Your instructions — Make an exact copy of the records, with the images left out.

Extracted data —
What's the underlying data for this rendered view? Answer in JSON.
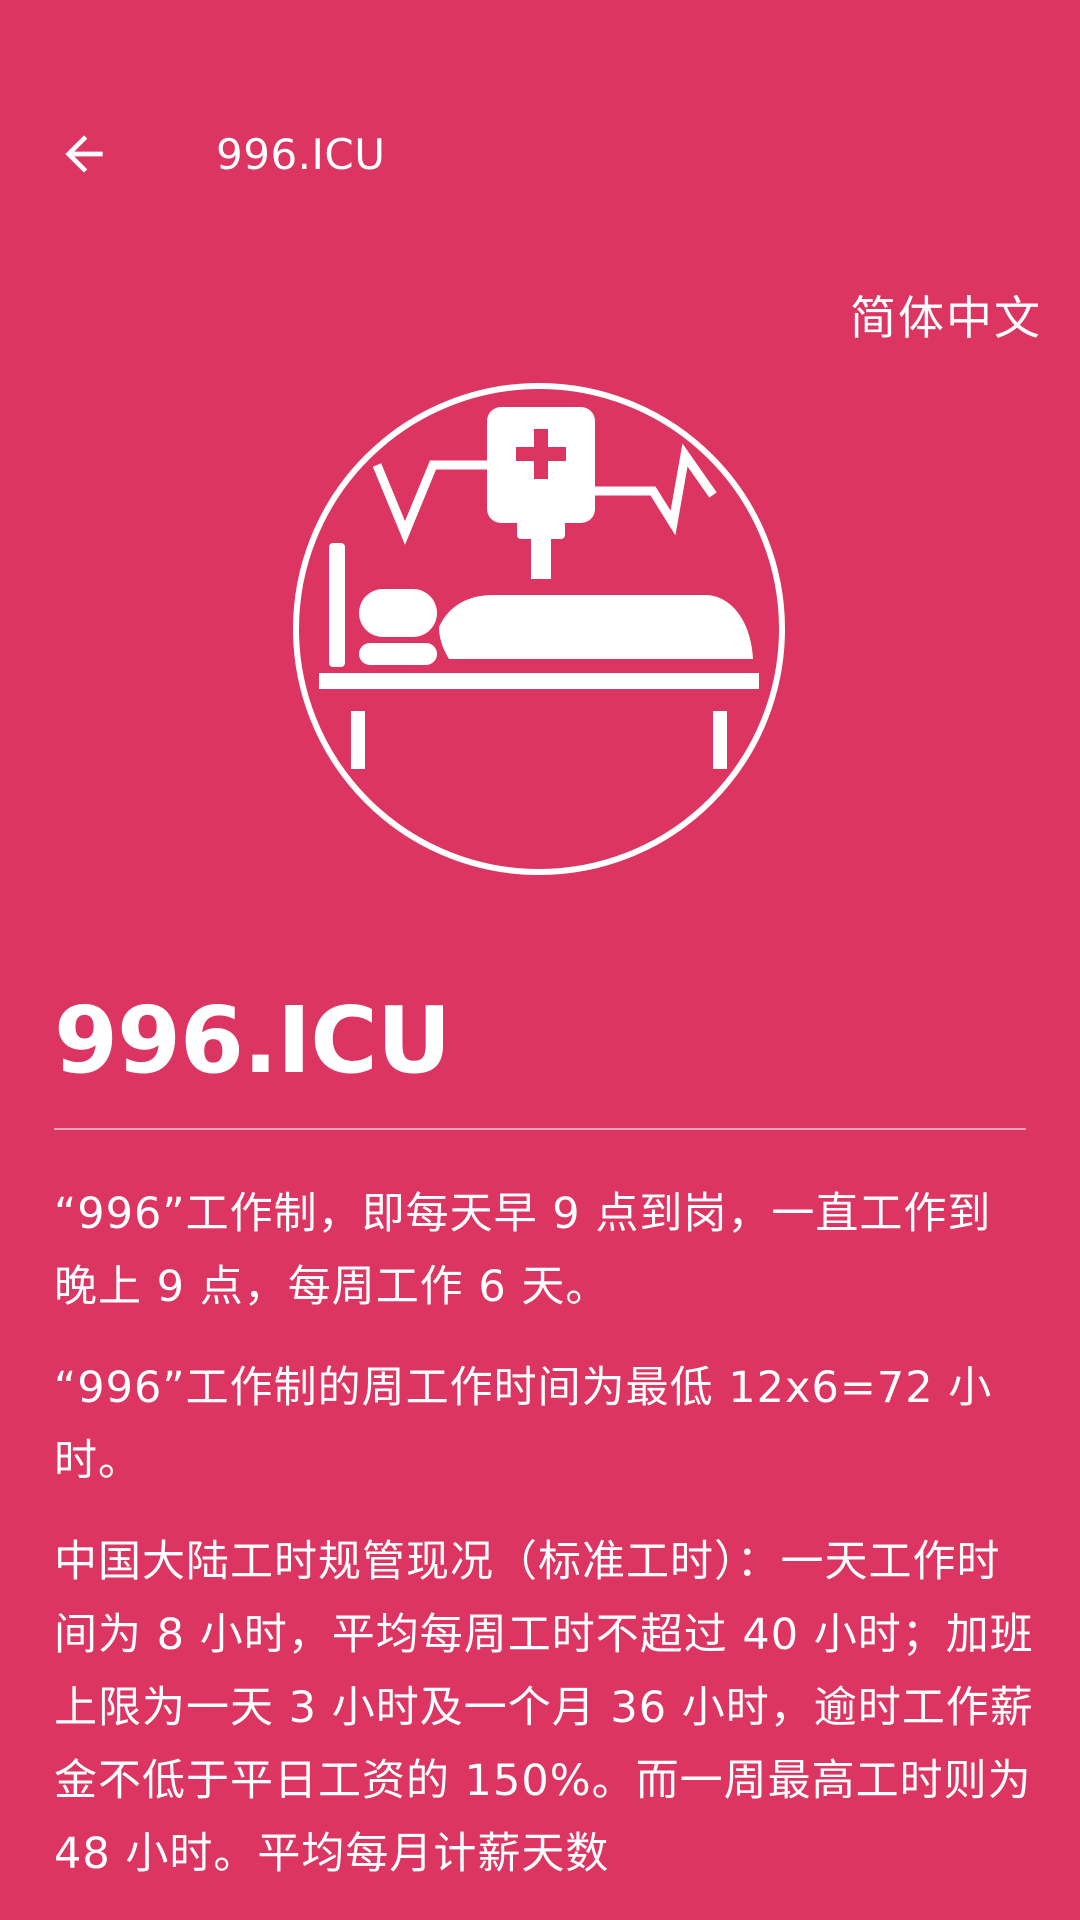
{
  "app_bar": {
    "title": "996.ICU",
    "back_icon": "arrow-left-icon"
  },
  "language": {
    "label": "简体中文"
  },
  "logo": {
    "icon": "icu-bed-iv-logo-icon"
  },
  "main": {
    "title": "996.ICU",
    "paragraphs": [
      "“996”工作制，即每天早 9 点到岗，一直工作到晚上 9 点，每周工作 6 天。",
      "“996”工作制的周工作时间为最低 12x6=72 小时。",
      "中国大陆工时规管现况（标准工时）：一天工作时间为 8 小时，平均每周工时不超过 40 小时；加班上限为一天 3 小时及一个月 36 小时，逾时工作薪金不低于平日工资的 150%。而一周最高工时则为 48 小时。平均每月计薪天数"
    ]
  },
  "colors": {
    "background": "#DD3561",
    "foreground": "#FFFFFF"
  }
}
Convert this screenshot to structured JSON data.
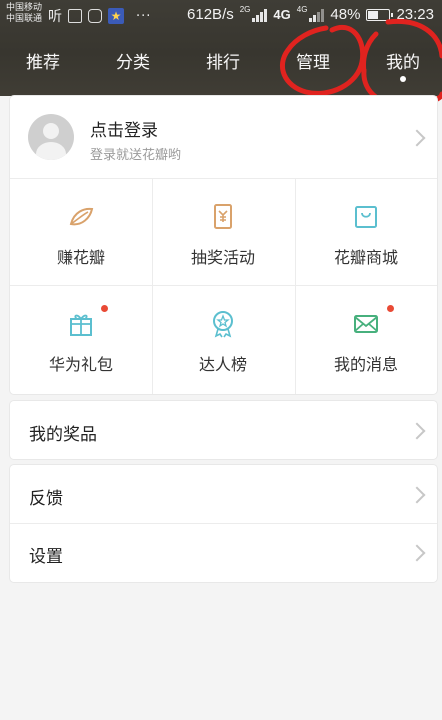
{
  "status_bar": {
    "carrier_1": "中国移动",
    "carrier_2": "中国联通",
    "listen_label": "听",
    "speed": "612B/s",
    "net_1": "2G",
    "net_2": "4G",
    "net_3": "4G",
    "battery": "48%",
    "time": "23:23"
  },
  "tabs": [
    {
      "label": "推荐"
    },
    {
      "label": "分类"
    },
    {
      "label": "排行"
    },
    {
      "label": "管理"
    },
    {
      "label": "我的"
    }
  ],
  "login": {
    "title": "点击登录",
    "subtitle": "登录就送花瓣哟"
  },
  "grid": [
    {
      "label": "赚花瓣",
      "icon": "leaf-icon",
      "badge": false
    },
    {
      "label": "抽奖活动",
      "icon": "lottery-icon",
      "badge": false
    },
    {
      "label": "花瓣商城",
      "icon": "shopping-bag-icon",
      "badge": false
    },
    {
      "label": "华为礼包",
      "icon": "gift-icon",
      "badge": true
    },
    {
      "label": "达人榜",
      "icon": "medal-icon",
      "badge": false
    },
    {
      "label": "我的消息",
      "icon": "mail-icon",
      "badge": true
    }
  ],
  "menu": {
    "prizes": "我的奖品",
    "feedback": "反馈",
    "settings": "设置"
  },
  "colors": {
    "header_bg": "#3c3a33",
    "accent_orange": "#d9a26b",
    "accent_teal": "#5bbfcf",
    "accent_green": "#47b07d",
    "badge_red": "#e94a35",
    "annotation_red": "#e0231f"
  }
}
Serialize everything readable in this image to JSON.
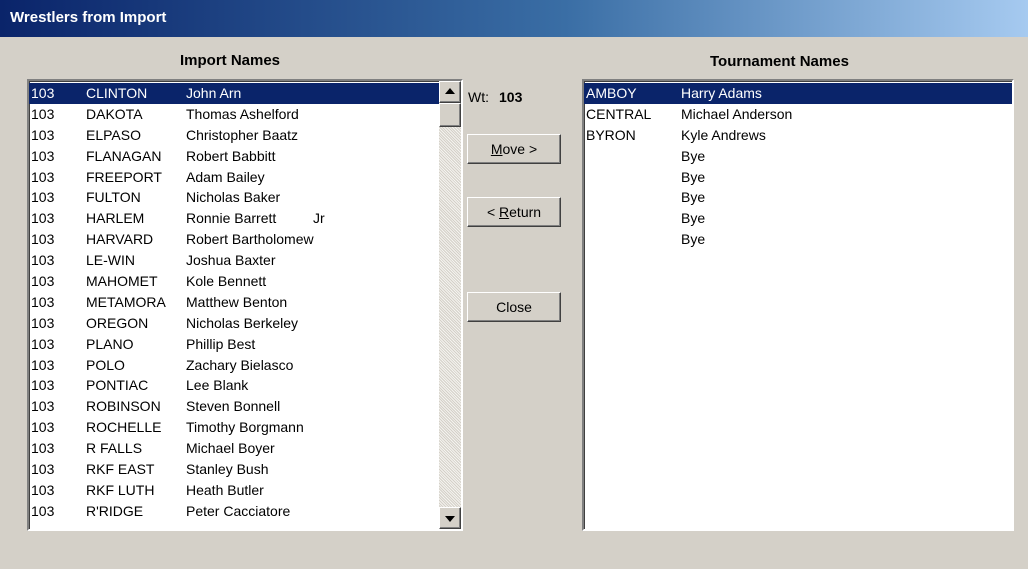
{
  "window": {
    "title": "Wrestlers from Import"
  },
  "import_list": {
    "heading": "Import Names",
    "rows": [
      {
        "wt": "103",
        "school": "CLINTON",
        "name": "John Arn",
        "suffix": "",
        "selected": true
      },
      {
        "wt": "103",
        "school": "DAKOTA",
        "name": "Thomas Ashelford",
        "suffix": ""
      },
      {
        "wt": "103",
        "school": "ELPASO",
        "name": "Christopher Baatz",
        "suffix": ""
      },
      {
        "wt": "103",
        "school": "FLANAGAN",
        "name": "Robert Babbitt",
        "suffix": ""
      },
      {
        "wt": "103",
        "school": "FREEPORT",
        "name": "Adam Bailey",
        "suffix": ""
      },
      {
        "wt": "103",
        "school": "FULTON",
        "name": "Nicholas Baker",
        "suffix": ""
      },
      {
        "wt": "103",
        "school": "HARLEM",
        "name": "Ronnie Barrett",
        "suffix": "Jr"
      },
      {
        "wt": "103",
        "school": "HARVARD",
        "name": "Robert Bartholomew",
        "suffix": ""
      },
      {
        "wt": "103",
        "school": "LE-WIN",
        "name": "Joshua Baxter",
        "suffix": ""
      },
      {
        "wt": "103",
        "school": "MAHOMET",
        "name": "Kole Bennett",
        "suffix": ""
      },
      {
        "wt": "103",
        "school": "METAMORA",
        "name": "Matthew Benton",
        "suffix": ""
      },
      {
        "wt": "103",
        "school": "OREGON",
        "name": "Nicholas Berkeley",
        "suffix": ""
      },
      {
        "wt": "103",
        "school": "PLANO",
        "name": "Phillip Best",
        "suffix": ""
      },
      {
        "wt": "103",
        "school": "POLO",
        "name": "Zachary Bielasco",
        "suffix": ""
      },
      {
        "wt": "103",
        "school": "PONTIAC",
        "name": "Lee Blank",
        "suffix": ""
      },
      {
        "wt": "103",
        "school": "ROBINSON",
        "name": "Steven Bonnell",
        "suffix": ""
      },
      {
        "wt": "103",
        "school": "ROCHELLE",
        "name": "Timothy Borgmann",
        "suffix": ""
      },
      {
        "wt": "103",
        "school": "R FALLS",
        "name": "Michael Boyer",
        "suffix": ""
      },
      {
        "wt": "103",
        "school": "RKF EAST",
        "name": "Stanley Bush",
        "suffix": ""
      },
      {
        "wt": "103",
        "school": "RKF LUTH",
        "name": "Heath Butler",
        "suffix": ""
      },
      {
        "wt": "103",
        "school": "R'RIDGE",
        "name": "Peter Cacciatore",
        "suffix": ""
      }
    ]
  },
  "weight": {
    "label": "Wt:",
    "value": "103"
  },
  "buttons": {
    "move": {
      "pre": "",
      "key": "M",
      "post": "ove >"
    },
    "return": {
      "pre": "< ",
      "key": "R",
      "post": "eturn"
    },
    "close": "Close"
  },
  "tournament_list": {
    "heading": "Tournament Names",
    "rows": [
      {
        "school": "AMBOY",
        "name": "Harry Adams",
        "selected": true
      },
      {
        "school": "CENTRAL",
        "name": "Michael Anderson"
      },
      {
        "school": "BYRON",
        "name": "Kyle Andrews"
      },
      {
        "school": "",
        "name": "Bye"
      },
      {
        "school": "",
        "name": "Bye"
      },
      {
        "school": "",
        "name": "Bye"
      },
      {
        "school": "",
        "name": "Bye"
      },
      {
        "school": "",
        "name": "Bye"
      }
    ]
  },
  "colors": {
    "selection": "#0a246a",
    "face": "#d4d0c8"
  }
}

Right answer —
What's the underlying data for this rendered view? Answer in JSON.
{
  "app_bar": {
    "title": "996.ICU",
    "back_icon": "arrow-left-icon"
  },
  "language": {
    "label": "简体中文"
  },
  "logo": {
    "icon": "icu-bed-iv-logo-icon"
  },
  "main": {
    "title": "996.ICU",
    "paragraphs": [
      "“996”工作制，即每天早 9 点到岗，一直工作到晚上 9 点，每周工作 6 天。",
      "“996”工作制的周工作时间为最低 12x6=72 小时。",
      "中国大陆工时规管现况（标准工时）：一天工作时间为 8 小时，平均每周工时不超过 40 小时；加班上限为一天 3 小时及一个月 36 小时，逾时工作薪金不低于平日工资的 150%。而一周最高工时则为 48 小时。平均每月计薪天数"
    ]
  },
  "colors": {
    "background": "#DD3561",
    "foreground": "#FFFFFF"
  }
}
Convert this screenshot to structured JSON data.
{
  "status_bar": {
    "carrier_1": "中国移动",
    "carrier_2": "中国联通",
    "listen_label": "听",
    "speed": "612B/s",
    "net_1": "2G",
    "net_2": "4G",
    "net_3": "4G",
    "battery": "48%",
    "time": "23:23"
  },
  "tabs": [
    {
      "label": "推荐"
    },
    {
      "label": "分类"
    },
    {
      "label": "排行"
    },
    {
      "label": "管理"
    },
    {
      "label": "我的"
    }
  ],
  "login": {
    "title": "点击登录",
    "subtitle": "登录就送花瓣哟"
  },
  "grid": [
    {
      "label": "赚花瓣",
      "icon": "leaf-icon",
      "badge": false
    },
    {
      "label": "抽奖活动",
      "icon": "lottery-icon",
      "badge": false
    },
    {
      "label": "花瓣商城",
      "icon": "shopping-bag-icon",
      "badge": false
    },
    {
      "label": "华为礼包",
      "icon": "gift-icon",
      "badge": true
    },
    {
      "label": "达人榜",
      "icon": "medal-icon",
      "badge": false
    },
    {
      "label": "我的消息",
      "icon": "mail-icon",
      "badge": true
    }
  ],
  "menu": {
    "prizes": "我的奖品",
    "feedback": "反馈",
    "settings": "设置"
  },
  "colors": {
    "header_bg": "#3c3a33",
    "accent_orange": "#d9a26b",
    "accent_teal": "#5bbfcf",
    "accent_green": "#47b07d",
    "badge_red": "#e94a35",
    "annotation_red": "#e0231f"
  }
}
Serialize everything readable in this image to JSON.
{
  "window": {
    "title": "Wrestlers from Import"
  },
  "import_list": {
    "heading": "Import Names",
    "rows": [
      {
        "wt": "103",
        "school": "CLINTON",
        "name": "John Arn",
        "suffix": "",
        "selected": true
      },
      {
        "wt": "103",
        "school": "DAKOTA",
        "name": "Thomas Ashelford",
        "suffix": ""
      },
      {
        "wt": "103",
        "school": "ELPASO",
        "name": "Christopher Baatz",
        "suffix": ""
      },
      {
        "wt": "103",
        "school": "FLANAGAN",
        "name": "Robert Babbitt",
        "suffix": ""
      },
      {
        "wt": "103",
        "school": "FREEPORT",
        "name": "Adam Bailey",
        "suffix": ""
      },
      {
        "wt": "103",
        "school": "FULTON",
        "name": "Nicholas Baker",
        "suffix": ""
      },
      {
        "wt": "103",
        "school": "HARLEM",
        "name": "Ronnie Barrett",
        "suffix": "Jr"
      },
      {
        "wt": "103",
        "school": "HARVARD",
        "name": "Robert Bartholomew",
        "suffix": ""
      },
      {
        "wt": "103",
        "school": "LE-WIN",
        "name": "Joshua Baxter",
        "suffix": ""
      },
      {
        "wt": "103",
        "school": "MAHOMET",
        "name": "Kole Bennett",
        "suffix": ""
      },
      {
        "wt": "103",
        "school": "METAMORA",
        "name": "Matthew Benton",
        "suffix": ""
      },
      {
        "wt": "103",
        "school": "OREGON",
        "name": "Nicholas Berkeley",
        "suffix": ""
      },
      {
        "wt": "103",
        "school": "PLANO",
        "name": "Phillip Best",
        "suffix": ""
      },
      {
        "wt": "103",
        "school": "POLO",
        "name": "Zachary Bielasco",
        "suffix": ""
      },
      {
        "wt": "103",
        "school": "PONTIAC",
        "name": "Lee Blank",
        "suffix": ""
      },
      {
        "wt": "103",
        "school": "ROBINSON",
        "name": "Steven Bonnell",
        "suffix": ""
      },
      {
        "wt": "103",
        "school": "ROCHELLE",
        "name": "Timothy Borgmann",
        "suffix": ""
      },
      {
        "wt": "103",
        "school": "R FALLS",
        "name": "Michael Boyer",
        "suffix": ""
      },
      {
        "wt": "103",
        "school": "RKF EAST",
        "name": "Stanley Bush",
        "suffix": ""
      },
      {
        "wt": "103",
        "school": "RKF LUTH",
        "name": "Heath Butler",
        "suffix": ""
      },
      {
        "wt": "103",
        "school": "R'RIDGE",
        "name": "Peter Cacciatore",
        "suffix": ""
      }
    ]
  },
  "weight": {
    "label": "Wt:",
    "value": "103"
  },
  "buttons": {
    "move": {
      "pre": "",
      "key": "M",
      "post": "ove >"
    },
    "return": {
      "pre": "< ",
      "key": "R",
      "post": "eturn"
    },
    "close": "Close"
  },
  "tournament_list": {
    "heading": "Tournament Names",
    "rows": [
      {
        "school": "AMBOY",
        "name": "Harry Adams",
        "selected": true
      },
      {
        "school": "CENTRAL",
        "name": "Michael Anderson"
      },
      {
        "school": "BYRON",
        "name": "Kyle Andrews"
      },
      {
        "school": "",
        "name": "Bye"
      },
      {
        "school": "",
        "name": "Bye"
      },
      {
        "school": "",
        "name": "Bye"
      },
      {
        "school": "",
        "name": "Bye"
      },
      {
        "school": "",
        "name": "Bye"
      }
    ]
  },
  "colors": {
    "selection": "#0a246a",
    "face": "#d4d0c8"
  }
}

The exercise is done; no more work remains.